All of the entries must be reproduced exactly, with no images carried over.

- The records:
— start —
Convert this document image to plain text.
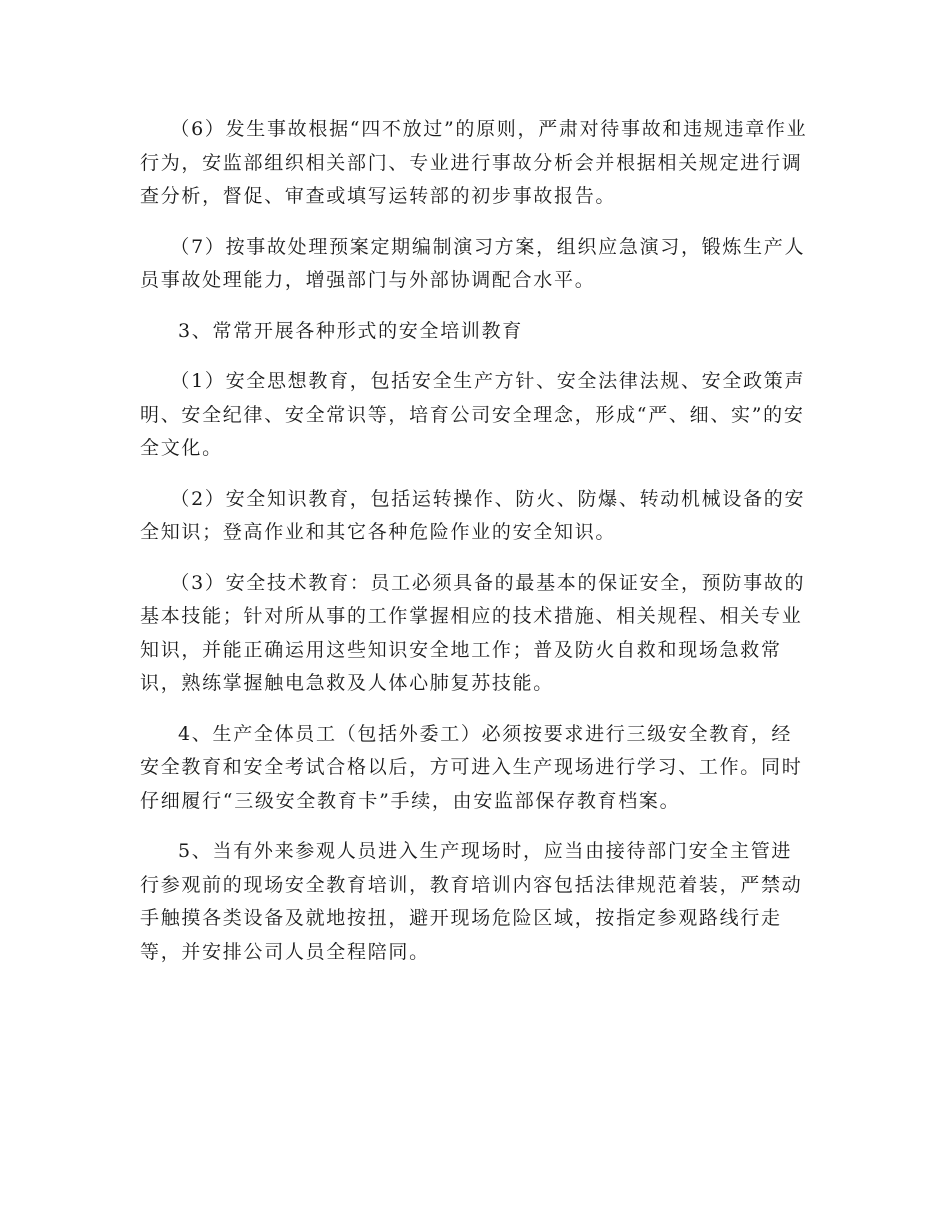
（6）发生事故根据“四不放过”的原则，严肃对待事故和违规违章作业行为，安监部组织相关部门、专业进行事故分析会并根据相关规定进行调查分析，督促、审查或填写运转部的初步事故报告。

（7）按事故处理预案定期编制演习方案，组织应急演习，锻炼生产人员事故处理能力，增强部门与外部协调配合水平。

3、常常开展各种形式的安全培训教育

（1）安全思想教育，包括安全生产方针、安全法律法规、安全政策声明、安全纪律、安全常识等，培育公司安全理念，形成“严、细、实”的安全文化。

（2）安全知识教育，包括运转操作、防火、防爆、转动机械设备的安全知识；登高作业和其它各种危险作业的安全知识。

（3）安全技术教育：员工必须具备的最基本的保证安全，预防事故的基本技能；针对所从事的工作掌握相应的技术措施、相关规程、相关专业知识，并能正确运用这些知识安全地工作；普及防火自救和现场急救常识，熟练掌握触电急救及人体心肺复苏技能。

4、生产全体员工（包括外委工）必须按要求进行三级安全教育，经安全教育和安全考试合格以后，方可进入生产现场进行学习、工作。同时仔细履行“三级安全教育卡”手续，由安监部保存教育档案。

5、当有外来参观人员进入生产现场时，应当由接待部门安全主管进行参观前的现场安全教育培训，教育培训内容包括法律规范着装，严禁动手触摸各类设备及就地按扭，避开现场危险区域，按指定参观路线行走等，并安排公司人员全程陪同。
— end —
- Final result:
Convert this document image to plain text.
（6）发生事故根据“四不放过”的原则，严肃对待事故和违规违章作业行为，安监部组织相关部门、专业进行事故分析会并根据相关规定进行调查分析，督促、审查或填写运转部的初步事故报告。

（7）按事故处理预案定期编制演习方案，组织应急演习，锻炼生产人员事故处理能力，增强部门与外部协调配合水平。

3、常常开展各种形式的安全培训教育

（1）安全思想教育，包括安全生产方针、安全法律法规、安全政策声明、安全纪律、安全常识等，培育公司安全理念，形成“严、细、实”的安全文化。

（2）安全知识教育，包括运转操作、防火、防爆、转动机械设备的安全知识；登高作业和其它各种危险作业的安全知识。

（3）安全技术教育：员工必须具备的最基本的保证安全，预防事故的基本技能；针对所从事的工作掌握相应的技术措施、相关规程、相关专业知识，并能正确运用这些知识安全地工作；普及防火自救和现场急救常识，熟练掌握触电急救及人体心肺复苏技能。

4、生产全体员工（包括外委工）必须按要求进行三级安全教育，经安全教育和安全考试合格以后，方可进入生产现场进行学习、工作。同时仔细履行“三级安全教育卡”手续，由安监部保存教育档案。

5、当有外来参观人员进入生产现场时，应当由接待部门安全主管进行参观前的现场安全教育培训，教育培训内容包括法律规范着装，严禁动手触摸各类设备及就地按扭，避开现场危险区域，按指定参观路线行走等，并安排公司人员全程陪同。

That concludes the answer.